▶ Requirement:
Each record below must be returned exactly as shown.

▶ Dataset excerpts:
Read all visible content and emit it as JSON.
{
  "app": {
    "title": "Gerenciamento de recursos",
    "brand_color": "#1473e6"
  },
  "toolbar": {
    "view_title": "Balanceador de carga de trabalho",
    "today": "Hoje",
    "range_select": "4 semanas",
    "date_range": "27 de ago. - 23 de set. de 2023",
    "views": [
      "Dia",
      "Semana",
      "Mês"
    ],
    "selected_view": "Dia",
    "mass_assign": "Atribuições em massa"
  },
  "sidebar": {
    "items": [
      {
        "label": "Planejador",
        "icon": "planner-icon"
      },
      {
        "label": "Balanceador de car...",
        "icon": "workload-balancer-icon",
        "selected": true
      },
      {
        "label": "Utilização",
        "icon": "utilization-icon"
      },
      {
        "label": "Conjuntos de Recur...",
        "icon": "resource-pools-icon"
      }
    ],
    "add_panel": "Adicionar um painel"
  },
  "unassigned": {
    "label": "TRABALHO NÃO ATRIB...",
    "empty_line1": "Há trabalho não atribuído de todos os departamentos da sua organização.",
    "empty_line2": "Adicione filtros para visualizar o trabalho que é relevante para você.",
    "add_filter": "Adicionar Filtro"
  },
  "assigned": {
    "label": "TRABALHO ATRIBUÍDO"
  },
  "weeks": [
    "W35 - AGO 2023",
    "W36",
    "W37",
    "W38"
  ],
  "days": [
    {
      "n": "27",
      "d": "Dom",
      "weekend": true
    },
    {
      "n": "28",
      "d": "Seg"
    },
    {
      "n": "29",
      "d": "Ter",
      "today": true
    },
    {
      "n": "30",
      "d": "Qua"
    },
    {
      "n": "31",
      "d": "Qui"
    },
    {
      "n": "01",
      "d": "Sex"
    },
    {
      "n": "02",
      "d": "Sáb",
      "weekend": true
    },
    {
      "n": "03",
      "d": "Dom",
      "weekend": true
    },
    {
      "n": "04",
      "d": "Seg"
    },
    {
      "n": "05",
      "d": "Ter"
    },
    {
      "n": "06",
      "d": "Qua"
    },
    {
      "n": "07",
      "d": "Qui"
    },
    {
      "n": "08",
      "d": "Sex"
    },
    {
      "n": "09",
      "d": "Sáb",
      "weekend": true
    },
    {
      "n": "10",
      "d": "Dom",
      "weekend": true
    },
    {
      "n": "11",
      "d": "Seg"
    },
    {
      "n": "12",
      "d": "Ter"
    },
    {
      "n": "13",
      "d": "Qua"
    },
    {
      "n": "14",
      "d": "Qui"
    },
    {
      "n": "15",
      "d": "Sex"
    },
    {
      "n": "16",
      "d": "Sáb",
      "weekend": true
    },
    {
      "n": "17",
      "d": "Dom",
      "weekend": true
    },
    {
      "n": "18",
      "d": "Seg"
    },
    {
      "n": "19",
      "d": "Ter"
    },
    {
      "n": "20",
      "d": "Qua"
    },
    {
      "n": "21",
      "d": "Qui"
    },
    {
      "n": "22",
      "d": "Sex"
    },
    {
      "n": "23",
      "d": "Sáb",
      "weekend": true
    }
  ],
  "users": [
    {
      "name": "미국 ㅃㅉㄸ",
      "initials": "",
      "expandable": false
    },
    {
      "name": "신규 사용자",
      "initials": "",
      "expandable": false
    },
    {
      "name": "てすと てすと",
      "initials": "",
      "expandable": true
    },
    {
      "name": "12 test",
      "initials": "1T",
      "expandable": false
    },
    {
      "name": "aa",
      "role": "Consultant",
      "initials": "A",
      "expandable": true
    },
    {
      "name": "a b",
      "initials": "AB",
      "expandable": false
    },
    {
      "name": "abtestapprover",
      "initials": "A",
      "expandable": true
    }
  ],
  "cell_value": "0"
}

▶ Full response:
Read all visible content and emit it as JSON.
{
  "app": {
    "title": "Gerenciamento de recursos",
    "brand_color": "#1473e6"
  },
  "toolbar": {
    "view_title": "Balanceador de carga de trabalho",
    "today": "Hoje",
    "range_select": "4 semanas",
    "date_range": "27 de ago. - 23 de set. de 2023",
    "views": [
      "Dia",
      "Semana",
      "Mês"
    ],
    "selected_view": "Dia",
    "mass_assign": "Atribuições em massa"
  },
  "sidebar": {
    "items": [
      {
        "label": "Planejador",
        "icon": "planner-icon"
      },
      {
        "label": "Balanceador de car...",
        "icon": "workload-balancer-icon",
        "selected": true
      },
      {
        "label": "Utilização",
        "icon": "utilization-icon"
      },
      {
        "label": "Conjuntos de Recur...",
        "icon": "resource-pools-icon"
      }
    ],
    "add_panel": "Adicionar um painel"
  },
  "unassigned": {
    "label": "TRABALHO NÃO ATRIB...",
    "empty_line1": "Há trabalho não atribuído de todos os departamentos da sua organização.",
    "empty_line2": "Adicione filtros para visualizar o trabalho que é relevante para você.",
    "add_filter": "Adicionar Filtro"
  },
  "assigned": {
    "label": "TRABALHO ATRIBUÍDO"
  },
  "weeks": [
    "W35 - AGO 2023",
    "W36",
    "W37",
    "W38"
  ],
  "days": [
    {
      "n": "27",
      "d": "Dom",
      "weekend": true
    },
    {
      "n": "28",
      "d": "Seg"
    },
    {
      "n": "29",
      "d": "Ter",
      "today": true
    },
    {
      "n": "30",
      "d": "Qua"
    },
    {
      "n": "31",
      "d": "Qui"
    },
    {
      "n": "01",
      "d": "Sex"
    },
    {
      "n": "02",
      "d": "Sáb",
      "weekend": true
    },
    {
      "n": "03",
      "d": "Dom",
      "weekend": true
    },
    {
      "n": "04",
      "d": "Seg"
    },
    {
      "n": "05",
      "d": "Ter"
    },
    {
      "n": "06",
      "d": "Qua"
    },
    {
      "n": "07",
      "d": "Qui"
    },
    {
      "n": "08",
      "d": "Sex"
    },
    {
      "n": "09",
      "d": "Sáb",
      "weekend": true
    },
    {
      "n": "10",
      "d": "Dom",
      "weekend": true
    },
    {
      "n": "11",
      "d": "Seg"
    },
    {
      "n": "12",
      "d": "Ter"
    },
    {
      "n": "13",
      "d": "Qua"
    },
    {
      "n": "14",
      "d": "Qui"
    },
    {
      "n": "15",
      "d": "Sex"
    },
    {
      "n": "16",
      "d": "Sáb",
      "weekend": true
    },
    {
      "n": "17",
      "d": "Dom",
      "weekend": true
    },
    {
      "n": "18",
      "d": "Seg"
    },
    {
      "n": "19",
      "d": "Ter"
    },
    {
      "n": "20",
      "d": "Qua"
    },
    {
      "n": "21",
      "d": "Qui"
    },
    {
      "n": "22",
      "d": "Sex"
    },
    {
      "n": "23",
      "d": "Sáb",
      "weekend": true
    }
  ],
  "users": [
    {
      "name": "미국 ㅃㅉㄸ",
      "initials": "",
      "expandable": false
    },
    {
      "name": "신규 사용자",
      "initials": "",
      "expandable": false
    },
    {
      "name": "てすと てすと",
      "initials": "",
      "expandable": true
    },
    {
      "name": "12 test",
      "initials": "1T",
      "expandable": false
    },
    {
      "name": "aa",
      "role": "Consultant",
      "initials": "A",
      "expandable": true
    },
    {
      "name": "a b",
      "initials": "AB",
      "expandable": false
    },
    {
      "name": "abtestapprover",
      "initials": "A",
      "expandable": true
    }
  ],
  "cell_value": "0"
}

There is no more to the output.